SHORT TASK. Find the string "name" and gather every line that holds it.

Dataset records
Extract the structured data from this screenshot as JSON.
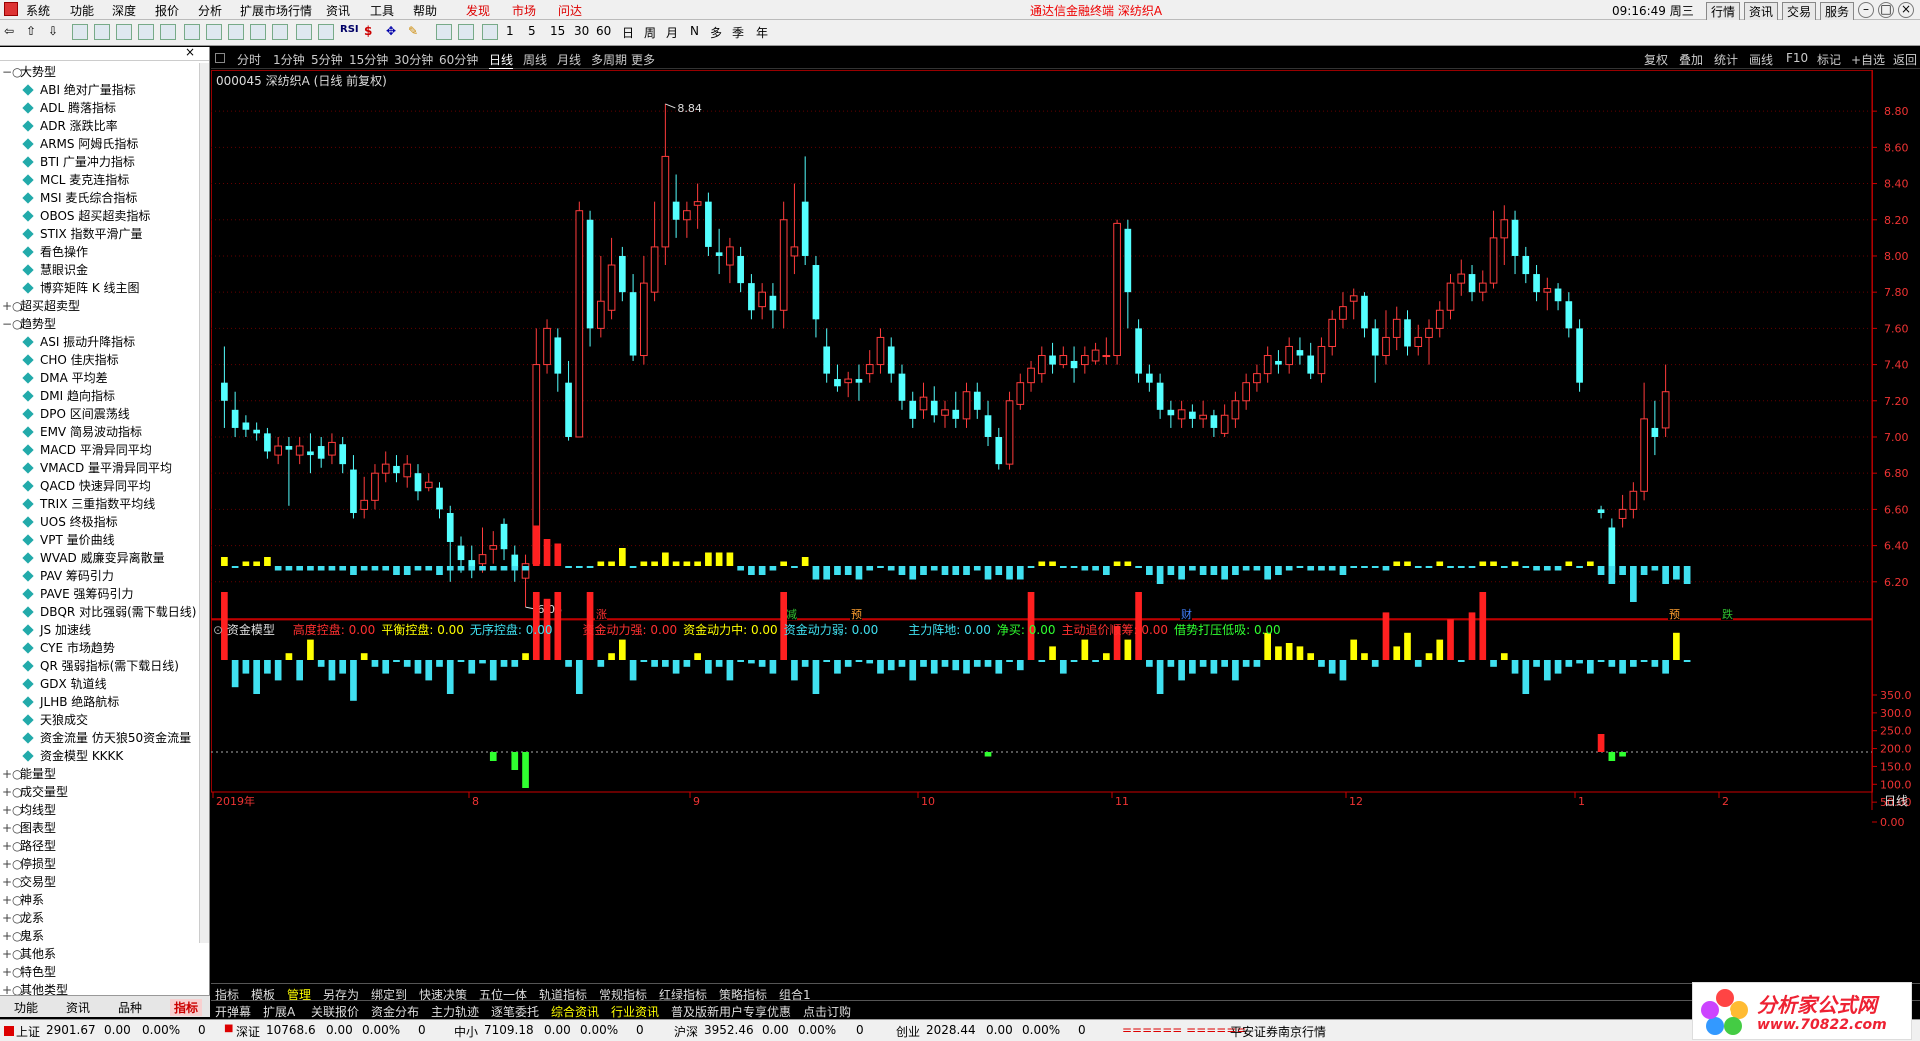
{
  "menu": [
    "系统",
    "功能",
    "深度",
    "报价",
    "分析",
    "扩展市场行情",
    "资讯",
    "工具",
    "帮助"
  ],
  "menu_red": [
    "发现",
    "市场",
    "问达"
  ],
  "ticker": "通达信金融终端  深纺织A",
  "clock": "09:16:49 周三",
  "win_buttons": [
    "行情",
    "资讯",
    "交易",
    "服务"
  ],
  "toolbar_periods": [
    "1",
    "5",
    "15",
    "30",
    "60",
    "日",
    "周",
    "月",
    "N",
    "多",
    "季",
    "年"
  ],
  "sidebar": {
    "groups": [
      {
        "label": "大势型",
        "open": true,
        "items": [
          "ABI 绝对广量指标",
          "ADL 腾落指标",
          "ADR 涨跌比率",
          "ARMS 阿姆氏指标",
          "BTI 广量冲力指标",
          "MCL 麦克连指标",
          "MSI 麦氏综合指标",
          "OBOS 超买超卖指标",
          "STIX 指数平滑广量",
          "看色操作",
          "慧眼识金",
          "博弈矩阵 K 线主图"
        ]
      },
      {
        "label": "超买超卖型",
        "open": false,
        "items": []
      },
      {
        "label": "趋势型",
        "open": true,
        "items": [
          "ASI 振动升降指标",
          "CHO 佳庆指标",
          "DMA 平均差",
          "DMI 趋向指标",
          "DPO 区间震荡线",
          "EMV 简易波动指标",
          "MACD 平滑异同平均",
          "VMACD 量平滑异同平均",
          "QACD 快速异同平均",
          "TRIX 三重指数平均线",
          "UOS 终极指标",
          "VPT 量价曲线",
          "WVAD 威廉变异离散量",
          "PAV 筹码引力",
          "PAVE 强筹码引力",
          "DBQR 对比强弱(需下载日线)",
          "JS 加速线",
          "CYE 市场趋势",
          "QR 强弱指标(需下载日线)",
          "GDX 轨道线",
          "JLHB 绝路航标",
          "天狼成交",
          "资金流量 仿天狼50资金流量",
          "资金模型 KKKK"
        ]
      },
      {
        "label": "能量型",
        "open": false,
        "items": []
      },
      {
        "label": "成交量型",
        "open": false,
        "items": []
      },
      {
        "label": "均线型",
        "open": false,
        "items": []
      },
      {
        "label": "图表型",
        "open": false,
        "items": []
      },
      {
        "label": "路径型",
        "open": false,
        "items": []
      },
      {
        "label": "停损型",
        "open": false,
        "items": []
      },
      {
        "label": "交易型",
        "open": false,
        "items": []
      },
      {
        "label": "神系",
        "open": false,
        "items": []
      },
      {
        "label": "龙系",
        "open": false,
        "items": []
      },
      {
        "label": "鬼系",
        "open": false,
        "items": []
      },
      {
        "label": "其他系",
        "open": false,
        "items": []
      },
      {
        "label": "特色型",
        "open": false,
        "items": []
      },
      {
        "label": "其他类型",
        "open": false,
        "items": []
      }
    ],
    "tabs": [
      "功能",
      "资讯",
      "品种",
      "指标"
    ],
    "active_tab": "指标"
  },
  "periods": [
    "分时",
    "1分钟",
    "5分钟",
    "15分钟",
    "30分钟",
    "60分钟",
    "日线",
    "周线",
    "月线",
    "多周期",
    "更多"
  ],
  "active_period": "日线",
  "right_tools": [
    "复权",
    "叠加",
    "统计",
    "画线",
    "F10",
    "标记",
    "+自选",
    "返回"
  ],
  "stock_title": "000045 深纺织A (日线 前复权)",
  "indicator_title": "资金模型",
  "indicator_fields": [
    {
      "label": "高度控盘:",
      "value": "0.00",
      "color": "#ff3030"
    },
    {
      "label": "平衡控盘:",
      "value": "0.00",
      "color": "#ffff00"
    },
    {
      "label": "无序控盘:",
      "value": "0.00",
      "color": "#40e0f0"
    },
    {
      "label": "资金动力强:",
      "value": "0.00",
      "color": "#ff3030"
    },
    {
      "label": "资金动力中:",
      "value": "0.00",
      "color": "#ffff00"
    },
    {
      "label": "资金动力弱:",
      "value": "0.00",
      "color": "#40e0f0"
    },
    {
      "label": "主力阵地:",
      "value": "0.00",
      "color": "#40e0f0"
    },
    {
      "label": "净买:",
      "value": "0.00",
      "color": "#30ff30"
    },
    {
      "label": "主动追价顺筹:",
      "value": "0.00",
      "color": "#ff3030"
    },
    {
      "label": "借势打压低吸:",
      "value": "0.00",
      "color": "#30ff30"
    }
  ],
  "price_axis": [
    "8.80",
    "8.60",
    "8.40",
    "8.20",
    "8.00",
    "7.80",
    "7.60",
    "7.40",
    "7.20",
    "7.00",
    "6.80",
    "6.60",
    "6.40",
    "6.20"
  ],
  "price_high_label": "8.84",
  "price_low_label": "6.06",
  "ind_axis": [
    "350.0",
    "300.0",
    "250.0",
    "200.0",
    "150.0",
    "100.0",
    "50.00",
    "0.00"
  ],
  "date_labels": [
    "2019年",
    "8",
    "9",
    "10",
    "11",
    "12",
    "1",
    "2"
  ],
  "date_right": "日线",
  "event_marks": [
    {
      "text": "涨",
      "color": "#ff3030"
    },
    {
      "text": "减",
      "color": "#30c030"
    },
    {
      "text": "预",
      "color": "#ffa030"
    },
    {
      "text": "财",
      "color": "#4080ff"
    },
    {
      "text": "预",
      "color": "#ffa030"
    },
    {
      "text": "跌",
      "color": "#30c030"
    }
  ],
  "bottom_tabs1": [
    "指标",
    "模板",
    "管理",
    "另存为",
    "绑定到",
    "快速决策",
    "五位一体",
    "轨道指标",
    "常规指标",
    "红绿指标",
    "策略指标",
    "组合1"
  ],
  "bottom_tabs2": [
    "开弹幕",
    "扩展A",
    "关联报价",
    "资金分布",
    "主力轨迹",
    "逐笔委托",
    "综合资讯",
    "行业资讯",
    "普及版新用户专享优惠",
    "点击订购"
  ],
  "status": {
    "sh": {
      "name": "上证",
      "value": "2901.67",
      "chg": "0.00",
      "pct": "0.00%",
      "vol": "0"
    },
    "sz": {
      "name": "深证",
      "value": "10768.6",
      "chg": "0.00",
      "pct": "0.00%",
      "vol": "0"
    },
    "zx": {
      "name": "中小",
      "value": "7109.18",
      "chg": "0.00",
      "pct": "0.00%",
      "vol": "0"
    },
    "hs": {
      "name": "沪深",
      "value": "3952.46",
      "chg": "0.00",
      "pct": "0.00%",
      "vol": "0"
    },
    "cy": {
      "name": "创业",
      "value": "2028.44",
      "chg": "0.00",
      "pct": "0.00%",
      "vol": "0"
    },
    "server": "平安证券南京行情",
    "marker": "====== ======"
  },
  "logo": {
    "title": "分析家公式网",
    "url": "www.70822.com"
  },
  "chart_data": {
    "type": "candlestick",
    "price_range": [
      6.0,
      8.95
    ],
    "candles": [
      [
        7.3,
        7.2,
        7.5,
        7.05
      ],
      [
        7.15,
        7.05,
        7.25,
        7.0
      ],
      [
        7.08,
        7.04,
        7.12,
        7.0
      ],
      [
        7.04,
        7.02,
        7.08,
        6.98
      ],
      [
        7.02,
        6.92,
        7.05,
        6.88
      ],
      [
        6.9,
        6.95,
        7.0,
        6.85
      ],
      [
        6.95,
        6.93,
        7.0,
        6.62
      ],
      [
        6.9,
        6.95,
        7.0,
        6.85
      ],
      [
        6.92,
        6.9,
        7.02,
        6.8
      ],
      [
        6.95,
        6.88,
        7.0,
        6.83
      ],
      [
        6.9,
        6.97,
        7.02,
        6.85
      ],
      [
        6.96,
        6.85,
        7.0,
        6.8
      ],
      [
        6.82,
        6.58,
        6.9,
        6.55
      ],
      [
        6.6,
        6.65,
        6.78,
        6.55
      ],
      [
        6.65,
        6.8,
        6.85,
        6.6
      ],
      [
        6.8,
        6.85,
        6.92,
        6.75
      ],
      [
        6.84,
        6.8,
        6.9,
        6.75
      ],
      [
        6.78,
        6.85,
        6.9,
        6.72
      ],
      [
        6.8,
        6.7,
        6.85,
        6.65
      ],
      [
        6.72,
        6.75,
        6.8,
        6.7
      ],
      [
        6.72,
        6.6,
        6.75,
        6.55
      ],
      [
        6.58,
        6.42,
        6.62,
        6.2
      ],
      [
        6.4,
        6.32,
        6.45,
        6.25
      ],
      [
        6.32,
        6.28,
        6.4,
        6.22
      ],
      [
        6.3,
        6.35,
        6.5,
        6.25
      ],
      [
        6.38,
        6.4,
        6.48,
        6.3
      ],
      [
        6.52,
        6.38,
        6.55,
        6.32
      ],
      [
        6.35,
        6.28,
        6.4,
        6.2
      ],
      [
        6.22,
        6.3,
        6.35,
        6.06
      ],
      [
        6.3,
        7.4,
        7.6,
        7.2
      ],
      [
        7.4,
        7.6,
        7.65,
        7.35
      ],
      [
        7.55,
        7.35,
        7.6,
        7.25
      ],
      [
        7.3,
        7.0,
        7.42,
        6.98
      ],
      [
        7.0,
        8.25,
        8.3,
        7.0
      ],
      [
        8.2,
        7.6,
        8.25,
        7.5
      ],
      [
        7.6,
        7.75,
        8.0,
        7.55
      ],
      [
        7.7,
        7.95,
        8.1,
        7.65
      ],
      [
        8.0,
        7.8,
        8.05,
        7.75
      ],
      [
        7.8,
        7.45,
        7.9,
        7.42
      ],
      [
        7.45,
        7.85,
        8.0,
        7.4
      ],
      [
        7.8,
        8.05,
        8.3,
        7.75
      ],
      [
        8.05,
        8.55,
        8.84,
        7.95
      ],
      [
        8.3,
        8.2,
        8.45,
        8.1
      ],
      [
        8.2,
        8.25,
        8.3,
        8.1
      ],
      [
        8.28,
        8.3,
        8.4,
        8.15
      ],
      [
        8.3,
        8.05,
        8.35,
        8.0
      ],
      [
        8.02,
        8.0,
        8.15,
        7.9
      ],
      [
        7.95,
        8.05,
        8.1,
        7.85
      ],
      [
        8.0,
        7.85,
        8.05,
        7.8
      ],
      [
        7.85,
        7.7,
        7.9,
        7.65
      ],
      [
        7.72,
        7.8,
        7.85,
        7.65
      ],
      [
        7.78,
        7.7,
        7.85,
        7.6
      ],
      [
        7.7,
        8.2,
        8.3,
        7.6
      ],
      [
        8.0,
        8.05,
        8.4,
        7.9
      ],
      [
        8.3,
        8.0,
        8.55,
        7.95
      ],
      [
        7.95,
        7.65,
        8.0,
        7.55
      ],
      [
        7.5,
        7.35,
        7.6,
        7.3
      ],
      [
        7.32,
        7.28,
        7.4,
        7.25
      ],
      [
        7.3,
        7.32,
        7.36,
        7.22
      ],
      [
        7.32,
        7.3,
        7.4,
        7.2
      ],
      [
        7.35,
        7.4,
        7.48,
        7.3
      ],
      [
        7.4,
        7.55,
        7.6,
        7.35
      ],
      [
        7.5,
        7.35,
        7.55,
        7.3
      ],
      [
        7.35,
        7.2,
        7.4,
        7.15
      ],
      [
        7.2,
        7.1,
        7.25,
        7.05
      ],
      [
        7.15,
        7.22,
        7.3,
        7.1
      ],
      [
        7.2,
        7.12,
        7.28,
        7.08
      ],
      [
        7.12,
        7.15,
        7.2,
        7.05
      ],
      [
        7.15,
        7.1,
        7.25,
        7.05
      ],
      [
        7.1,
        7.25,
        7.3,
        7.05
      ],
      [
        7.25,
        7.15,
        7.3,
        7.1
      ],
      [
        7.12,
        7.0,
        7.2,
        6.95
      ],
      [
        7.0,
        6.85,
        7.05,
        6.82
      ],
      [
        6.85,
        7.2,
        7.25,
        6.82
      ],
      [
        7.18,
        7.3,
        7.35,
        7.15
      ],
      [
        7.3,
        7.38,
        7.42,
        7.25
      ],
      [
        7.35,
        7.45,
        7.5,
        7.3
      ],
      [
        7.45,
        7.4,
        7.52,
        7.35
      ],
      [
        7.4,
        7.45,
        7.5,
        7.38
      ],
      [
        7.42,
        7.38,
        7.5,
        7.3
      ],
      [
        7.4,
        7.45,
        7.5,
        7.35
      ],
      [
        7.42,
        7.48,
        7.52,
        7.4
      ],
      [
        7.45,
        7.45,
        7.55,
        7.4
      ],
      [
        7.45,
        8.18,
        8.2,
        7.4
      ],
      [
        8.15,
        7.8,
        8.2,
        7.6
      ],
      [
        7.6,
        7.35,
        7.65,
        7.3
      ],
      [
        7.35,
        7.3,
        7.4,
        7.25
      ],
      [
        7.3,
        7.15,
        7.35,
        7.1
      ],
      [
        7.15,
        7.12,
        7.2,
        7.05
      ],
      [
        7.1,
        7.15,
        7.2,
        7.05
      ],
      [
        7.14,
        7.1,
        7.18,
        7.05
      ],
      [
        7.1,
        7.12,
        7.2,
        7.05
      ],
      [
        7.12,
        7.05,
        7.15,
        7.0
      ],
      [
        7.02,
        7.12,
        7.18,
        7.0
      ],
      [
        7.1,
        7.2,
        7.25,
        7.05
      ],
      [
        7.2,
        7.3,
        7.35,
        7.15
      ],
      [
        7.3,
        7.35,
        7.4,
        7.25
      ],
      [
        7.35,
        7.45,
        7.5,
        7.3
      ],
      [
        7.42,
        7.4,
        7.48,
        7.35
      ],
      [
        7.4,
        7.5,
        7.55,
        7.35
      ],
      [
        7.48,
        7.45,
        7.55,
        7.4
      ],
      [
        7.45,
        7.35,
        7.52,
        7.32
      ],
      [
        7.35,
        7.5,
        7.55,
        7.3
      ],
      [
        7.5,
        7.65,
        7.7,
        7.45
      ],
      [
        7.65,
        7.72,
        7.8,
        7.6
      ],
      [
        7.75,
        7.78,
        7.82,
        7.65
      ],
      [
        7.78,
        7.6,
        7.8,
        7.55
      ],
      [
        7.6,
        7.45,
        7.65,
        7.3
      ],
      [
        7.45,
        7.55,
        7.7,
        7.4
      ],
      [
        7.55,
        7.65,
        7.72,
        7.48
      ],
      [
        7.65,
        7.5,
        7.7,
        7.45
      ],
      [
        7.5,
        7.55,
        7.62,
        7.45
      ],
      [
        7.55,
        7.6,
        7.65,
        7.4
      ],
      [
        7.6,
        7.7,
        7.75,
        7.55
      ],
      [
        7.7,
        7.85,
        7.9,
        7.65
      ],
      [
        7.85,
        7.9,
        7.98,
        7.78
      ],
      [
        7.9,
        7.8,
        7.95,
        7.75
      ],
      [
        7.8,
        7.85,
        7.92,
        7.75
      ],
      [
        7.85,
        8.1,
        8.25,
        7.82
      ],
      [
        8.1,
        8.2,
        8.28,
        7.95
      ],
      [
        8.2,
        8.0,
        8.25,
        7.9
      ],
      [
        8.0,
        7.9,
        8.05,
        7.85
      ],
      [
        7.9,
        7.8,
        7.95,
        7.75
      ],
      [
        7.8,
        7.82,
        7.88,
        7.7
      ],
      [
        7.82,
        7.75,
        7.85,
        7.7
      ],
      [
        7.75,
        7.6,
        7.8,
        7.55
      ],
      [
        7.6,
        7.3,
        7.65,
        7.25
      ],
      [
        null,
        null,
        null,
        null
      ],
      [
        6.6,
        6.58,
        6.62,
        6.55
      ],
      [
        6.5,
        6.25,
        6.55,
        6.25
      ],
      [
        6.55,
        6.6,
        6.68,
        6.5
      ],
      [
        6.6,
        6.7,
        6.75,
        6.55
      ],
      [
        6.7,
        7.1,
        7.3,
        6.65
      ],
      [
        7.05,
        7.0,
        7.2,
        6.9
      ],
      [
        7.05,
        7.25,
        7.4,
        7.0
      ]
    ],
    "indicator_range": [
      -20,
      380
    ],
    "indicator_upper": [
      310,
      300,
      305,
      305,
      310,
      295,
      295,
      295,
      295,
      295,
      295,
      295,
      290,
      295,
      295,
      295,
      290,
      290,
      295,
      295,
      290,
      295,
      295,
      295,
      295,
      295,
      295,
      295,
      295,
      345,
      330,
      325,
      300,
      300,
      300,
      305,
      305,
      320,
      300,
      305,
      305,
      315,
      305,
      305,
      305,
      315,
      315,
      315,
      295,
      290,
      290,
      295,
      305,
      300,
      310,
      285,
      285,
      290,
      290,
      285,
      295,
      300,
      295,
      290,
      285,
      290,
      295,
      290,
      290,
      290,
      295,
      285,
      290,
      285,
      285,
      300,
      305,
      305,
      300,
      300,
      295,
      295,
      290,
      305,
      305,
      300,
      290,
      280,
      290,
      285,
      295,
      290,
      290,
      285,
      290,
      295,
      295,
      285,
      290,
      295,
      300,
      295,
      295,
      295,
      290,
      300,
      300,
      300,
      295,
      305,
      305,
      300,
      300,
      305,
      300,
      300,
      300,
      305,
      305,
      300,
      305,
      300,
      295,
      295,
      295,
      305,
      300,
      305,
      290,
      280,
      290,
      260,
      290,
      295,
      280,
      285,
      280
    ],
    "indicator_mid": [
      250,
      110,
      130,
      100,
      130,
      120,
      160,
      120,
      180,
      140,
      120,
      130,
      90,
      160,
      140,
      130,
      150,
      140,
      130,
      120,
      140,
      100,
      150,
      130,
      145,
      120,
      140,
      140,
      160,
      250,
      240,
      250,
      140,
      100,
      250,
      140,
      160,
      180,
      120,
      150,
      140,
      140,
      130,
      140,
      160,
      130,
      140,
      120,
      150,
      145,
      140,
      130,
      250,
      120,
      140,
      100,
      150,
      130,
      140,
      150,
      145,
      130,
      135,
      140,
      120,
      140,
      130,
      140,
      135,
      130,
      140,
      140,
      130,
      150,
      135,
      250,
      150,
      170,
      130,
      150,
      180,
      150,
      160,
      200,
      180,
      250,
      140,
      100,
      140,
      120,
      130,
      140,
      130,
      140,
      120,
      140,
      140,
      190,
      170,
      175,
      170,
      160,
      140,
      130,
      120,
      180,
      160,
      140,
      220,
      170,
      190,
      140,
      160,
      180,
      210,
      150,
      220,
      250,
      140,
      160,
      130,
      100,
      140,
      120,
      130,
      140,
      145,
      130,
      150,
      140,
      130,
      140,
      150,
      140,
      130,
      190,
      150
    ],
    "indicator_low": [
      0,
      0,
      0,
      0,
      0,
      0,
      0,
      0,
      0,
      0,
      0,
      0,
      0,
      0,
      0,
      0,
      0,
      0,
      0,
      0,
      0,
      0,
      0,
      0,
      0,
      -10,
      0,
      -20,
      -40,
      0,
      0,
      0,
      0,
      0,
      0,
      0,
      0,
      0,
      0,
      0,
      0,
      0,
      0,
      0,
      0,
      0,
      0,
      0,
      0,
      0,
      0,
      0,
      0,
      0,
      0,
      0,
      0,
      0,
      0,
      0,
      0,
      0,
      0,
      0,
      0,
      0,
      0,
      0,
      0,
      0,
      0,
      -5,
      0,
      0,
      0,
      0,
      0,
      0,
      0,
      0,
      0,
      0,
      0,
      0,
      0,
      0,
      0,
      0,
      0,
      0,
      0,
      0,
      0,
      0,
      0,
      0,
      0,
      0,
      0,
      0,
      0,
      0,
      0,
      0,
      0,
      0,
      0,
      0,
      0,
      0,
      0,
      0,
      0,
      0,
      0,
      0,
      0,
      0,
      0,
      0,
      0,
      0,
      0,
      0,
      0,
      0,
      0,
      0,
      20,
      -10,
      -5,
      0,
      0,
      0,
      0
    ]
  }
}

RESULT OF THE EXERCISE.
      "name": "上证",
      "name": "深证",
      "name": "中小",
      "name": "沪深",
      "name": "创业",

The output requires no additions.